Layout records
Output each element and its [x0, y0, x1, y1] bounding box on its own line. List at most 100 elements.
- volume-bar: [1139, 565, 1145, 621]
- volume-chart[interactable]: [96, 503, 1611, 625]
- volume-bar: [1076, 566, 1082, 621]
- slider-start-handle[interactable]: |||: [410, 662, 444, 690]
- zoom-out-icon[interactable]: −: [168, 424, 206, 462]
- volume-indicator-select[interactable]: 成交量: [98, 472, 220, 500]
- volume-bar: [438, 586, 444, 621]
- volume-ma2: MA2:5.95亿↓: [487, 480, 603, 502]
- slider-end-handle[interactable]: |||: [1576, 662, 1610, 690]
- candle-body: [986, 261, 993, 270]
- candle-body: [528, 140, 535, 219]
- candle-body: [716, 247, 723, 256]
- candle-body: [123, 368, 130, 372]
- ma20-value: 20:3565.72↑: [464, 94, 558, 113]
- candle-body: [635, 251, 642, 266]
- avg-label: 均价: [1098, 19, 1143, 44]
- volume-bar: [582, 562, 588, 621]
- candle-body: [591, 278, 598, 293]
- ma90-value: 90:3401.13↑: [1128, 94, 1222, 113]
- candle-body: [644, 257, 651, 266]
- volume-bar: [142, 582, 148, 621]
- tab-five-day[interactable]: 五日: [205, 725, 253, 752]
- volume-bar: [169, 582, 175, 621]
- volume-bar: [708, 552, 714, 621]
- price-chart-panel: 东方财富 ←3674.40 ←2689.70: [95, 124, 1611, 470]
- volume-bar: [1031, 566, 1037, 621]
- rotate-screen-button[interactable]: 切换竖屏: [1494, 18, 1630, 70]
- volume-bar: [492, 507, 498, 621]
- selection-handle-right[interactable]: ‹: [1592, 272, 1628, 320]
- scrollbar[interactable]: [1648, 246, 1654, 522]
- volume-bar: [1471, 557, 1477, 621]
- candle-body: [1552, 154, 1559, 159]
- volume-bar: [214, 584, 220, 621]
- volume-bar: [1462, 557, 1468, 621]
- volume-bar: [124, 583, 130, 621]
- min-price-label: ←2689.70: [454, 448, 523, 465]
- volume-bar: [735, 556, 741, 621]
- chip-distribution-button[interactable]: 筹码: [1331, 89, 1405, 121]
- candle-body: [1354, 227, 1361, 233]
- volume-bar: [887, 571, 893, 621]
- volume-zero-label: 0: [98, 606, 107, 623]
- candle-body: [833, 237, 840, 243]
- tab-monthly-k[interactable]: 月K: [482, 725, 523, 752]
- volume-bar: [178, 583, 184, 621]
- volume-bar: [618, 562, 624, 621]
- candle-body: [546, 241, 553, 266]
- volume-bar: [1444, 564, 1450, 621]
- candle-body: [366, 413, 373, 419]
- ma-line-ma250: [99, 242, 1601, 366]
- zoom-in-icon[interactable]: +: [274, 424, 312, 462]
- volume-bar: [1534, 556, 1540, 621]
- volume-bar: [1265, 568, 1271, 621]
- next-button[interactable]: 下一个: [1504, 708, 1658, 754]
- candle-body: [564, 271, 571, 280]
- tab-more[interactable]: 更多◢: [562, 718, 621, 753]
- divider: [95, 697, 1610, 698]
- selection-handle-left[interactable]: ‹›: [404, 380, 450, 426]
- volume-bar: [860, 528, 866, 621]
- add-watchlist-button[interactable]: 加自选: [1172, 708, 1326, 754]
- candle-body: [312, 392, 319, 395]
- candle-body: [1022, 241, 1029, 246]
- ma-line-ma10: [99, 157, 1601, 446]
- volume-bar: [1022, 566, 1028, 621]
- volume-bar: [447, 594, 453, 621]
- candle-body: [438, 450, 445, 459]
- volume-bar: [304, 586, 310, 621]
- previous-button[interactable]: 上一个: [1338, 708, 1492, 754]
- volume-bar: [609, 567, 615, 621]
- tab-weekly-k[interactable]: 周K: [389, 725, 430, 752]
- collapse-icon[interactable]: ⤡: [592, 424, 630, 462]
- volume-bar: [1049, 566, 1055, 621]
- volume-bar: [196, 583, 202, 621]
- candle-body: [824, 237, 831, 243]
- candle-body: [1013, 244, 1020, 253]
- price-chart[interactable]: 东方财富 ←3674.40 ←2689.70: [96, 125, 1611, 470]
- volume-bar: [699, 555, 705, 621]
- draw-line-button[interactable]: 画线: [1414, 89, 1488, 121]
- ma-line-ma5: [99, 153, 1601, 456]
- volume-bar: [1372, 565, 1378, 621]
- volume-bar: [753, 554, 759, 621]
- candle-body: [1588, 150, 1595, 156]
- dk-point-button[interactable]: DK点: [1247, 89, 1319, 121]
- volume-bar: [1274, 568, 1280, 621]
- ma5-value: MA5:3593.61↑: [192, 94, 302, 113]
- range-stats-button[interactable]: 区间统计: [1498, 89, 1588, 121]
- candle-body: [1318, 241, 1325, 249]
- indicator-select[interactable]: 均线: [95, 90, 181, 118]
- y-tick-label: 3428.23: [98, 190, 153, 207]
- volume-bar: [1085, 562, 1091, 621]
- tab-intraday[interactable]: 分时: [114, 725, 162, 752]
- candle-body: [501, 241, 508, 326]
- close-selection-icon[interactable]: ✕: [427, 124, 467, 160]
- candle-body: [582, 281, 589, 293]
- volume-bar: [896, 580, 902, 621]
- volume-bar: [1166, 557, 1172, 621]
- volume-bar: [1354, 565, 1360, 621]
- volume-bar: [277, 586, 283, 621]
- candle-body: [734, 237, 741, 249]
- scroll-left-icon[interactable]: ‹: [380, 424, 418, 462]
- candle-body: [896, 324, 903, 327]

> **What to do**
Repeat every line of the data above word for word.

> **Reply**
Output each element and its [x0, y0, x1, y1] bounding box on its own line. List at most 100 elements.
- volume-bar: [1139, 565, 1145, 621]
- volume-chart[interactable]: [96, 503, 1611, 625]
- volume-bar: [1076, 566, 1082, 621]
- slider-start-handle[interactable]: |||: [410, 662, 444, 690]
- zoom-out-icon[interactable]: −: [168, 424, 206, 462]
- volume-indicator-select[interactable]: 成交量: [98, 472, 220, 500]
- volume-bar: [438, 586, 444, 621]
- volume-ma2: MA2:5.95亿↓: [487, 480, 603, 502]
- slider-end-handle[interactable]: |||: [1576, 662, 1610, 690]
- candle-body: [986, 261, 993, 270]
- candle-body: [528, 140, 535, 219]
- candle-body: [716, 247, 723, 256]
- candle-body: [123, 368, 130, 372]
- ma20-value: 20:3565.72↑: [464, 94, 558, 113]
- candle-body: [635, 251, 642, 266]
- avg-label: 均价: [1098, 19, 1143, 44]
- volume-bar: [582, 562, 588, 621]
- candle-body: [591, 278, 598, 293]
- ma90-value: 90:3401.13↑: [1128, 94, 1222, 113]
- candle-body: [644, 257, 651, 266]
- volume-bar: [142, 582, 148, 621]
- tab-five-day[interactable]: 五日: [205, 725, 253, 752]
- volume-bar: [169, 582, 175, 621]
- volume-bar: [708, 552, 714, 621]
- price-chart-panel: 东方财富 ←3674.40 ←2689.70: [95, 124, 1611, 470]
- volume-bar: [1031, 566, 1037, 621]
- rotate-screen-button[interactable]: 切换竖屏: [1494, 18, 1630, 70]
- volume-bar: [492, 507, 498, 621]
- selection-handle-right[interactable]: ‹: [1592, 272, 1628, 320]
- scrollbar[interactable]: [1648, 246, 1654, 522]
- volume-bar: [1471, 557, 1477, 621]
- candle-body: [1552, 154, 1559, 159]
- volume-bar: [214, 584, 220, 621]
- volume-bar: [1462, 557, 1468, 621]
- volume-bar: [124, 583, 130, 621]
- min-price-label: ←2689.70: [454, 448, 523, 465]
- volume-bar: [735, 556, 741, 621]
- chip-distribution-button[interactable]: 筹码: [1331, 89, 1405, 121]
- candle-body: [1354, 227, 1361, 233]
- volume-bar: [887, 571, 893, 621]
- volume-zero-label: 0: [98, 606, 107, 623]
- candle-body: [833, 237, 840, 243]
- tab-monthly-k[interactable]: 月K: [482, 725, 523, 752]
- volume-bar: [178, 583, 184, 621]
- volume-bar: [618, 562, 624, 621]
- candle-body: [546, 241, 553, 266]
- volume-bar: [1444, 564, 1450, 621]
- candle-body: [366, 413, 373, 419]
- ma-line-ma250: [99, 242, 1601, 366]
- zoom-in-icon[interactable]: +: [274, 424, 312, 462]
- volume-bar: [1534, 556, 1540, 621]
- volume-bar: [1265, 568, 1271, 621]
- next-button[interactable]: 下一个: [1504, 708, 1658, 754]
- candle-body: [564, 271, 571, 280]
- tab-more[interactable]: 更多◢: [562, 718, 621, 753]
- divider: [95, 697, 1610, 698]
- selection-handle-left[interactable]: ‹›: [404, 380, 450, 426]
- volume-bar: [860, 528, 866, 621]
- add-watchlist-button[interactable]: 加自选: [1172, 708, 1326, 754]
- candle-body: [312, 392, 319, 395]
- candle-body: [1022, 241, 1029, 246]
- ma-line-ma10: [99, 157, 1601, 446]
- volume-bar: [1022, 566, 1028, 621]
- volume-bar: [447, 594, 453, 621]
- candle-body: [438, 450, 445, 459]
- volume-bar: [304, 586, 310, 621]
- previous-button[interactable]: 上一个: [1338, 708, 1492, 754]
- volume-bar: [609, 567, 615, 621]
- tab-weekly-k[interactable]: 周K: [389, 725, 430, 752]
- collapse-icon[interactable]: ⤡: [592, 424, 630, 462]
- volume-bar: [1049, 566, 1055, 621]
- volume-bar: [196, 583, 202, 621]
- candle-body: [824, 237, 831, 243]
- candle-body: [1013, 244, 1020, 253]
- price-chart[interactable]: 东方财富 ←3674.40 ←2689.70: [96, 125, 1611, 470]
- volume-bar: [699, 555, 705, 621]
- draw-line-button[interactable]: 画线: [1414, 89, 1488, 121]
- ma-line-ma5: [99, 153, 1601, 456]
- volume-bar: [1372, 565, 1378, 621]
- volume-bar: [753, 554, 759, 621]
- candle-body: [1588, 150, 1595, 156]
- dk-point-button[interactable]: DK点: [1247, 89, 1319, 121]
- volume-bar: [1274, 568, 1280, 621]
- ma5-value: MA5:3593.61↑: [192, 94, 302, 113]
- range-stats-button[interactable]: 区间统计: [1498, 89, 1588, 121]
- candle-body: [1318, 241, 1325, 249]
- indicator-select[interactable]: 均线: [95, 90, 181, 118]
- y-tick-label: 3428.23: [98, 190, 153, 207]
- volume-bar: [1085, 562, 1091, 621]
- tab-intraday[interactable]: 分时: [114, 725, 162, 752]
- candle-body: [501, 241, 508, 326]
- close-selection-icon[interactable]: ✕: [427, 124, 467, 160]
- candle-body: [582, 281, 589, 293]
- volume-bar: [896, 580, 902, 621]
- volume-bar: [1166, 557, 1172, 621]
- volume-bar: [1354, 565, 1360, 621]
- volume-bar: [277, 586, 283, 621]
- candle-body: [734, 237, 741, 249]
- scroll-left-icon[interactable]: ‹: [380, 424, 418, 462]
- candle-body: [896, 324, 903, 327]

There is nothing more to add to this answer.